§ **Instruction**
Can you rename "Family practitioners" to "General practitioners" in the part that opens with the line containing "cell-family-practice: 15 (31.3)" and closes with the line containing "table-row: No 46", and return only those lines with nothing else altered?

§ **Task inputs**
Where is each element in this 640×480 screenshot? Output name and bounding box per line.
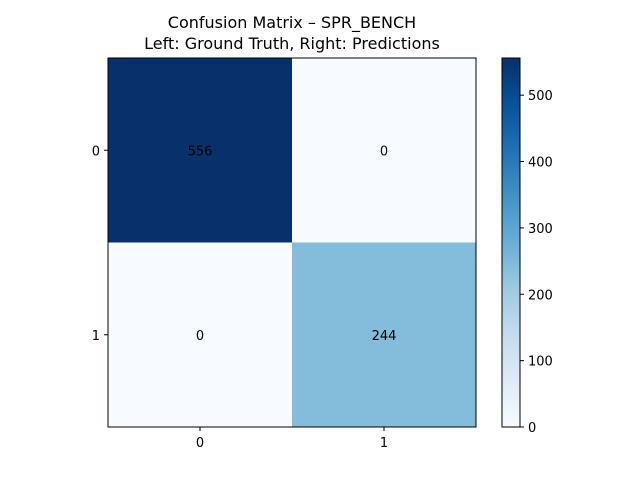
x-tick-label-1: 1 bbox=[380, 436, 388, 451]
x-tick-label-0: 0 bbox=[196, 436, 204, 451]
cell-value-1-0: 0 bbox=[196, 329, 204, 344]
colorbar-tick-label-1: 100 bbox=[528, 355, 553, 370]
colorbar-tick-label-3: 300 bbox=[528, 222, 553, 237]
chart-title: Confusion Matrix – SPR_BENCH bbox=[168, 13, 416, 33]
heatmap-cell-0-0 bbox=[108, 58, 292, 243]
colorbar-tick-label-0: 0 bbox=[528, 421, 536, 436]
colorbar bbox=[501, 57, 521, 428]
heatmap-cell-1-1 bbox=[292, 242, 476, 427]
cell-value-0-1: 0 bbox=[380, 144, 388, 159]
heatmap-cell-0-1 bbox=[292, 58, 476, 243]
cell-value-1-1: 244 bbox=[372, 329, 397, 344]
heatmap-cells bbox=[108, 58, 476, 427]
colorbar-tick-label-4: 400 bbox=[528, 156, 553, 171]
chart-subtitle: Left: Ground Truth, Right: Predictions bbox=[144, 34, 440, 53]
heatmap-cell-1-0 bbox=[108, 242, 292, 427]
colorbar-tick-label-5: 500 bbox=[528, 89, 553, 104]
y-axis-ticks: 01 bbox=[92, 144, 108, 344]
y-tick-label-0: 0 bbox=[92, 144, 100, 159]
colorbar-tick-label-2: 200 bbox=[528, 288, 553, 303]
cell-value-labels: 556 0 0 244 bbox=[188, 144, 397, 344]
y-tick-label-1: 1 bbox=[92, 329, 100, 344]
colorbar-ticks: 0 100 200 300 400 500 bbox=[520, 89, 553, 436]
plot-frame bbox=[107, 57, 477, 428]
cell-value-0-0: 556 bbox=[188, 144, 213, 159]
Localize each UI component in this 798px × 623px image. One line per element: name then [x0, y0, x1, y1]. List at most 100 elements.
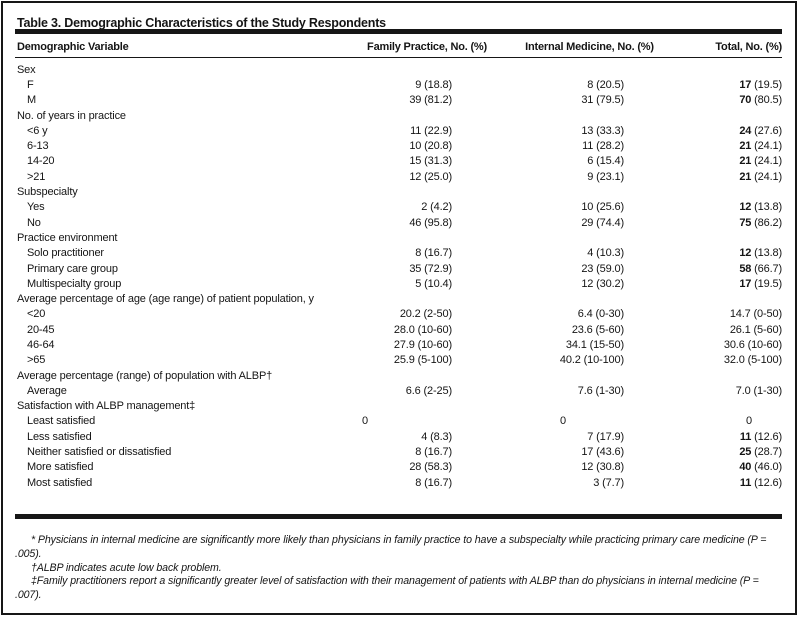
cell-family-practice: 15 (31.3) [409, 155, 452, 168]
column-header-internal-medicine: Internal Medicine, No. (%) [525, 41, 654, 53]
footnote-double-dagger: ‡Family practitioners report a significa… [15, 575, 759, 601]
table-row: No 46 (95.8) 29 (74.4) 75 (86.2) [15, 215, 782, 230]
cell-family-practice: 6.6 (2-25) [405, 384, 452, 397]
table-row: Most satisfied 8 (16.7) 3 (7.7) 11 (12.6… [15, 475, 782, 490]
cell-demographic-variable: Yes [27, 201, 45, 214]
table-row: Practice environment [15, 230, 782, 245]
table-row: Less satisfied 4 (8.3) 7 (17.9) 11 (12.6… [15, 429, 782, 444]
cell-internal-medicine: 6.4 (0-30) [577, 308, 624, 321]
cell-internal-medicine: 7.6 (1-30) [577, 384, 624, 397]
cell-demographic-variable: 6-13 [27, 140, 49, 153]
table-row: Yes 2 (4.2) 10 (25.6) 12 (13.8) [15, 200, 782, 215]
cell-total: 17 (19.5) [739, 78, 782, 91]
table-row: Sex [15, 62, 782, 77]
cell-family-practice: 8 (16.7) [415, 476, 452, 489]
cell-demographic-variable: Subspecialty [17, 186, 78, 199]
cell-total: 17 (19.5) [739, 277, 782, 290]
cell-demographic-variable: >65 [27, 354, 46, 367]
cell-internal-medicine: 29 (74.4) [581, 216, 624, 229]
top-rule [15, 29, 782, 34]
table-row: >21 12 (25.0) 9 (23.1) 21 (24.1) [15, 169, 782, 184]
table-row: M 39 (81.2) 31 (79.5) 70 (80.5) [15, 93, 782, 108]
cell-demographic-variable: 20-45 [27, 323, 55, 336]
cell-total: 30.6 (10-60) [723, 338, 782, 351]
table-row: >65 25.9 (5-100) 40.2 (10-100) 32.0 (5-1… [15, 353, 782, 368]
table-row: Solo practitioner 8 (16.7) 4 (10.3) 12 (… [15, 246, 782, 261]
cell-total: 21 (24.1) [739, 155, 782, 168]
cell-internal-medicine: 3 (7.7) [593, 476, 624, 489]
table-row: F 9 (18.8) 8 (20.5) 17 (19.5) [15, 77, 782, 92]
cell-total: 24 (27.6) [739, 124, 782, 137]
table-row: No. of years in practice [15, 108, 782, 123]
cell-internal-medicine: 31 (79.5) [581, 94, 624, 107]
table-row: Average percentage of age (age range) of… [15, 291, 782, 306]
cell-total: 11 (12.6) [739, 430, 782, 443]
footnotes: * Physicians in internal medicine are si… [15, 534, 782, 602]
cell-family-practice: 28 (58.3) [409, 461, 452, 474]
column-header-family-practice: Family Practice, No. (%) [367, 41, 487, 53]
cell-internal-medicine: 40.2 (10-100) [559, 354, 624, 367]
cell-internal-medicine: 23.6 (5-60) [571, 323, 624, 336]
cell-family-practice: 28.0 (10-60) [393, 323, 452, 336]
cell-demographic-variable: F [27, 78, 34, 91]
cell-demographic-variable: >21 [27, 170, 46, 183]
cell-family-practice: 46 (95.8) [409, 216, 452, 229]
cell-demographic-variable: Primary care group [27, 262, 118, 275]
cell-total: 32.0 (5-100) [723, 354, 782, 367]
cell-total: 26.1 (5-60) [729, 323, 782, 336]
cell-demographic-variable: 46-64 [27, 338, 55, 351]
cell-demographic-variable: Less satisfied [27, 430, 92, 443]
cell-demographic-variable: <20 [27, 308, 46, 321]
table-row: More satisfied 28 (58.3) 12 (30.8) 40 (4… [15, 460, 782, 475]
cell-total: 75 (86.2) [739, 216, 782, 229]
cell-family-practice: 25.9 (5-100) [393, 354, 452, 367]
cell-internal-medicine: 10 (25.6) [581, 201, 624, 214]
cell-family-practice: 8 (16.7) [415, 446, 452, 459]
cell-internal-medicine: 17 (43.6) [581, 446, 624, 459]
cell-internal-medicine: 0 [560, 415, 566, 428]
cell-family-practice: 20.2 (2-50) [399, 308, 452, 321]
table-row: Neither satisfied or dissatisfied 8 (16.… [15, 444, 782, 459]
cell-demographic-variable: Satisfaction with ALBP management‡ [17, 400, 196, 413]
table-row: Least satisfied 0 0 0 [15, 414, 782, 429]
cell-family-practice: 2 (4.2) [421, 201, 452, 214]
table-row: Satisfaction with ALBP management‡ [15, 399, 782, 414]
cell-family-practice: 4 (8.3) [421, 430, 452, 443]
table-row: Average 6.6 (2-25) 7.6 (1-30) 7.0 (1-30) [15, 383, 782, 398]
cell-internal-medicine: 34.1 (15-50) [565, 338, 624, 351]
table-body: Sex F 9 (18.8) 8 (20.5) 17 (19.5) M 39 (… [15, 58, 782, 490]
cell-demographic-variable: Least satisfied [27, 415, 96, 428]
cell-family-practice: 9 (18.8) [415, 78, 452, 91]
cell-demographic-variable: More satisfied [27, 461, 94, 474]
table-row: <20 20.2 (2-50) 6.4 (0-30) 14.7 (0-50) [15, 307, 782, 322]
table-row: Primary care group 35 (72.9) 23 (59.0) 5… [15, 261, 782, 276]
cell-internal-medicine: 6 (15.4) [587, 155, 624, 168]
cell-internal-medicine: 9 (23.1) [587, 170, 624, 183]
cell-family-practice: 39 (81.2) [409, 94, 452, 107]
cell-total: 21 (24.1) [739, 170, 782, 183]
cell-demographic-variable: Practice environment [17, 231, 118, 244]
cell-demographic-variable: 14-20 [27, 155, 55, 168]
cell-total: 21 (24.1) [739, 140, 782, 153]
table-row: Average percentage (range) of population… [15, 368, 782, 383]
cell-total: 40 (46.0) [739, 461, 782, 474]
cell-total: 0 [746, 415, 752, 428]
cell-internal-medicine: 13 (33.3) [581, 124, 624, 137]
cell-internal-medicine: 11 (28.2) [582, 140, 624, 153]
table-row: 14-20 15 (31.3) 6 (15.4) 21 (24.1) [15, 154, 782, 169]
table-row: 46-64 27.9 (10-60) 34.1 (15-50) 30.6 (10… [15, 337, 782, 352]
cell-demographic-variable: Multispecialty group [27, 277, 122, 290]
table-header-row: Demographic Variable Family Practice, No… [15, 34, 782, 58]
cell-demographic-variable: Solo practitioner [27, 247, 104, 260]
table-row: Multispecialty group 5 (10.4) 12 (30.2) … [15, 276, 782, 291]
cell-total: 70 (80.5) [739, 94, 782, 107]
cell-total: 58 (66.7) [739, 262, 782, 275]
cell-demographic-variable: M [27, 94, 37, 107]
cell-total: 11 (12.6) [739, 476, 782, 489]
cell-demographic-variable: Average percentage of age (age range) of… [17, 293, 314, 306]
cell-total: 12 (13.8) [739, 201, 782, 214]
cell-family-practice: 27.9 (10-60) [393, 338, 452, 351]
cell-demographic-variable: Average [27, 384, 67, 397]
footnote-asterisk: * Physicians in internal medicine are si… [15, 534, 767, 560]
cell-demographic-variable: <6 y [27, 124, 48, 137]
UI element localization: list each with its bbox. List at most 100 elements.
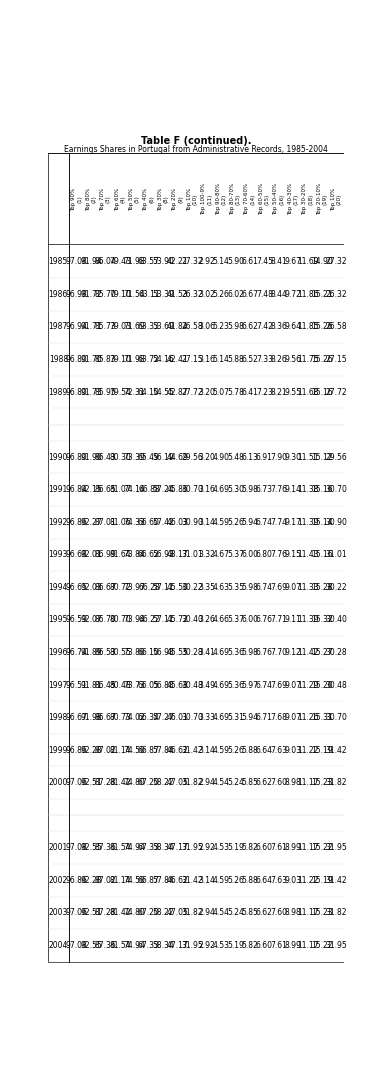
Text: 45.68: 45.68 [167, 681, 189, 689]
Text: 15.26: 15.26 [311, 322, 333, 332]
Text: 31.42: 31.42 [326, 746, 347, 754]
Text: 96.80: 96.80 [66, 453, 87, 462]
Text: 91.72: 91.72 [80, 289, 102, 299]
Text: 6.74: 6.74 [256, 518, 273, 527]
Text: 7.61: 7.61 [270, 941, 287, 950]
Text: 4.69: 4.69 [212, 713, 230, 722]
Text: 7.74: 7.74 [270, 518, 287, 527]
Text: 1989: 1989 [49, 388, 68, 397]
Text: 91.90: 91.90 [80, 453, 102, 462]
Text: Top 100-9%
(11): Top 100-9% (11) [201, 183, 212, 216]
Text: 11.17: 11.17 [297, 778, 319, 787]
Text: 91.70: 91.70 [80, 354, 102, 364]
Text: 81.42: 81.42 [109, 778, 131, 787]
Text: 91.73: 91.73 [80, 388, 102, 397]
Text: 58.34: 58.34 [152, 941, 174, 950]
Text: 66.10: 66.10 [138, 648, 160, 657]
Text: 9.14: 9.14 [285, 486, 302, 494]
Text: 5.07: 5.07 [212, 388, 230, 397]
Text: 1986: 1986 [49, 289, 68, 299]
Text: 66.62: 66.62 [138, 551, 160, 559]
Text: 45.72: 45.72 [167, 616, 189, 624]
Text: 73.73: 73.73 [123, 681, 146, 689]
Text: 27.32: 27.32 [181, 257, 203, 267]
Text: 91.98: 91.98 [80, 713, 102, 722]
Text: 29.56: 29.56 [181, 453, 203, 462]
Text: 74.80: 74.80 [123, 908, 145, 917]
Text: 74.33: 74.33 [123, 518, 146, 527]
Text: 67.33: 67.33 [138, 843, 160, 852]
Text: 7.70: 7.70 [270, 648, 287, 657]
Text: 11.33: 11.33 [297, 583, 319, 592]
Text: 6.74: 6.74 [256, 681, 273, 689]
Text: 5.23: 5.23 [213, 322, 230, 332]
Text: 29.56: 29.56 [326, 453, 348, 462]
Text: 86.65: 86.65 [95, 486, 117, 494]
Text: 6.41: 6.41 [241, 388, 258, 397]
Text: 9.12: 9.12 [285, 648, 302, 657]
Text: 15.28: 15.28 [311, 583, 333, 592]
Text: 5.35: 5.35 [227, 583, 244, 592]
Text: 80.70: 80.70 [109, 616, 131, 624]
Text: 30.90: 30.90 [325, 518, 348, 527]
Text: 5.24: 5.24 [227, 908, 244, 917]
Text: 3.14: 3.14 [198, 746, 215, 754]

§ **Exercise result**
cell-family-practice: 15 (31.3) [409, 155, 452, 168]
column-header-internal-medicine: Internal Medicine, No. (%) [525, 41, 654, 53]
footnote-double-dagger: ‡General practitioners report a significa… [15, 575, 759, 601]
table-row: No 46 (95.8) 29 (74.4) 75 (86.2) [15, 215, 782, 230]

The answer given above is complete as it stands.